[START OF Stored records]

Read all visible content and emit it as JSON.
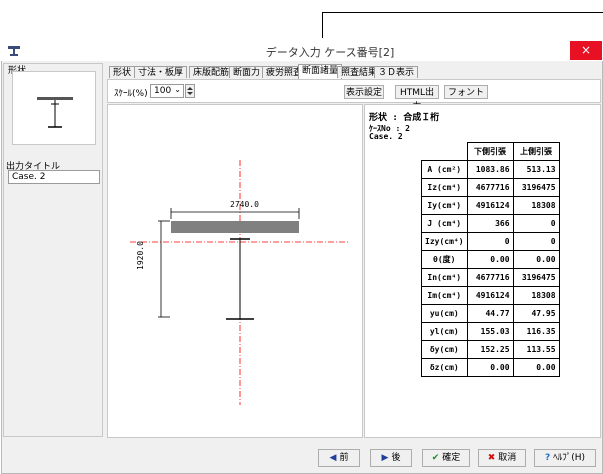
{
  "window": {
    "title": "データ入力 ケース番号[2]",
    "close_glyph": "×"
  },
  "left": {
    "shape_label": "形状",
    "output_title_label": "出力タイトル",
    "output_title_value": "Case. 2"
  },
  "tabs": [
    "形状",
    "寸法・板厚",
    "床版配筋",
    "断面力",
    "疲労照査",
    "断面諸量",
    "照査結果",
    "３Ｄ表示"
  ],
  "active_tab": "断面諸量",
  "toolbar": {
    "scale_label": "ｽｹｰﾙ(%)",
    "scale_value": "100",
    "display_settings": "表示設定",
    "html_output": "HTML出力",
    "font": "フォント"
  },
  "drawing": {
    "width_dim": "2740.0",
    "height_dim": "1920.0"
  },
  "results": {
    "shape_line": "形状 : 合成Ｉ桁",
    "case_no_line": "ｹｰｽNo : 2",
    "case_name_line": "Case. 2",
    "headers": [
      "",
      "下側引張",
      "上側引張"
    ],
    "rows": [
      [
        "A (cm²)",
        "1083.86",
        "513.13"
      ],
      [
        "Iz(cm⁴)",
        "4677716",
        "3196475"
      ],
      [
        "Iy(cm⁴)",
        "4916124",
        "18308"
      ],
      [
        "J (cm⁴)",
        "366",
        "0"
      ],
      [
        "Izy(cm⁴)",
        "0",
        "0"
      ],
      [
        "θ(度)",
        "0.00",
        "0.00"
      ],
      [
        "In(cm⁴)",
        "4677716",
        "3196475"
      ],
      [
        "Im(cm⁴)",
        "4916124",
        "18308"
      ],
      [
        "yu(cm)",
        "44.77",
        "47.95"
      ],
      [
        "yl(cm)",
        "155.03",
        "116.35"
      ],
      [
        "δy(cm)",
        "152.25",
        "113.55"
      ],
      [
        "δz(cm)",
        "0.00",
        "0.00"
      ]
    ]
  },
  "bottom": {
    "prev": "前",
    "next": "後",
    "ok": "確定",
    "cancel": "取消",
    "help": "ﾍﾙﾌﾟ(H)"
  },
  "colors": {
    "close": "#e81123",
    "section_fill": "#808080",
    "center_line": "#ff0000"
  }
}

[END OF Stored records]
[START OF Stored records]

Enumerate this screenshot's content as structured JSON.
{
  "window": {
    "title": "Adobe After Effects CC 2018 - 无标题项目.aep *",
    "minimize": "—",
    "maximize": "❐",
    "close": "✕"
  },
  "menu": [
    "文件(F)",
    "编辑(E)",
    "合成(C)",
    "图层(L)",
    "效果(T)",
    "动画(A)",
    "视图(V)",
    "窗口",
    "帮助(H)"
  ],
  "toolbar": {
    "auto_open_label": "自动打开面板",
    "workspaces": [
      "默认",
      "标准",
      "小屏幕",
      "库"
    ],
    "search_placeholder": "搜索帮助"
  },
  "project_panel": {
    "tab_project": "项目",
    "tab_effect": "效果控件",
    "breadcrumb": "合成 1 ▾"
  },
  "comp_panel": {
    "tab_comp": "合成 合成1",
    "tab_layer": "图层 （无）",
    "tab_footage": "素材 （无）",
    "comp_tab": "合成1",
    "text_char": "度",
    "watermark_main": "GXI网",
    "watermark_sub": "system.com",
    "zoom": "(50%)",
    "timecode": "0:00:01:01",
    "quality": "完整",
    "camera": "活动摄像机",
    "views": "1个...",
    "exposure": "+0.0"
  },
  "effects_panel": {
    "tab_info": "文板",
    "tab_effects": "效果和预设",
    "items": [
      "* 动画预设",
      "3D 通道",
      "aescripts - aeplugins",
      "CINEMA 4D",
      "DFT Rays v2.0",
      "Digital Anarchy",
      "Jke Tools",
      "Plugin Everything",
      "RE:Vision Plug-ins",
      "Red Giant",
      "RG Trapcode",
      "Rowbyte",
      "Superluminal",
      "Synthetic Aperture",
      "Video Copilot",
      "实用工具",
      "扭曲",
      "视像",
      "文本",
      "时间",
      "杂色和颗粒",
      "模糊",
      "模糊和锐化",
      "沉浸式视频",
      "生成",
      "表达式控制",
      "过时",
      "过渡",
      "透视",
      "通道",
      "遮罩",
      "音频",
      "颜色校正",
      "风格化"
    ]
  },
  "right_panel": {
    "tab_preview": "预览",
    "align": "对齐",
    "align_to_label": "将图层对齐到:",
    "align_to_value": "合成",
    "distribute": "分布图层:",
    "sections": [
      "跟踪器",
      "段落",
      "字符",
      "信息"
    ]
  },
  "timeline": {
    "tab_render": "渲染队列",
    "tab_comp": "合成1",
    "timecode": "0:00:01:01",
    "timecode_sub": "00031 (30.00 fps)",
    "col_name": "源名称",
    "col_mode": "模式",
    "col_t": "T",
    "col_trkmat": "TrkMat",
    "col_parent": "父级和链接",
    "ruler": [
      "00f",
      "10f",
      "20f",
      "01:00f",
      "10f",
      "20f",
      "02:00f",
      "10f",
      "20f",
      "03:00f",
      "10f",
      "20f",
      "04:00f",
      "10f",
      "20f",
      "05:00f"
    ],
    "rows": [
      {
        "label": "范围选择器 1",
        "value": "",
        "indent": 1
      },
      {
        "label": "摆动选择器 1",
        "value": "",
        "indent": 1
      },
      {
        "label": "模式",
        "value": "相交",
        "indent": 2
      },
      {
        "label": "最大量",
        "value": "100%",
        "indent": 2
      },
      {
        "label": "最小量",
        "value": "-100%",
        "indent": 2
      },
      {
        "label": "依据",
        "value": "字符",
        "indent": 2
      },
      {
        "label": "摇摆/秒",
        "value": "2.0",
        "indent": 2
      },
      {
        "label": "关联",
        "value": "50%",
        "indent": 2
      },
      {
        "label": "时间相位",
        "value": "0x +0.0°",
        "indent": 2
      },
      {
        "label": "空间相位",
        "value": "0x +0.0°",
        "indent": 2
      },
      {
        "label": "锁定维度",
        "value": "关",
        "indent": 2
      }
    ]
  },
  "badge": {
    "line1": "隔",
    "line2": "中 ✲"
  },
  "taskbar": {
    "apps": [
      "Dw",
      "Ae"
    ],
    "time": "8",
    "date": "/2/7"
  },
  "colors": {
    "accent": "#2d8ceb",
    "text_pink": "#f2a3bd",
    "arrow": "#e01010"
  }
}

[END OF Stored records]

**Short task**
Your answer should be a single number: the count of lines in these records that hold the string "content".

**Expected output**
2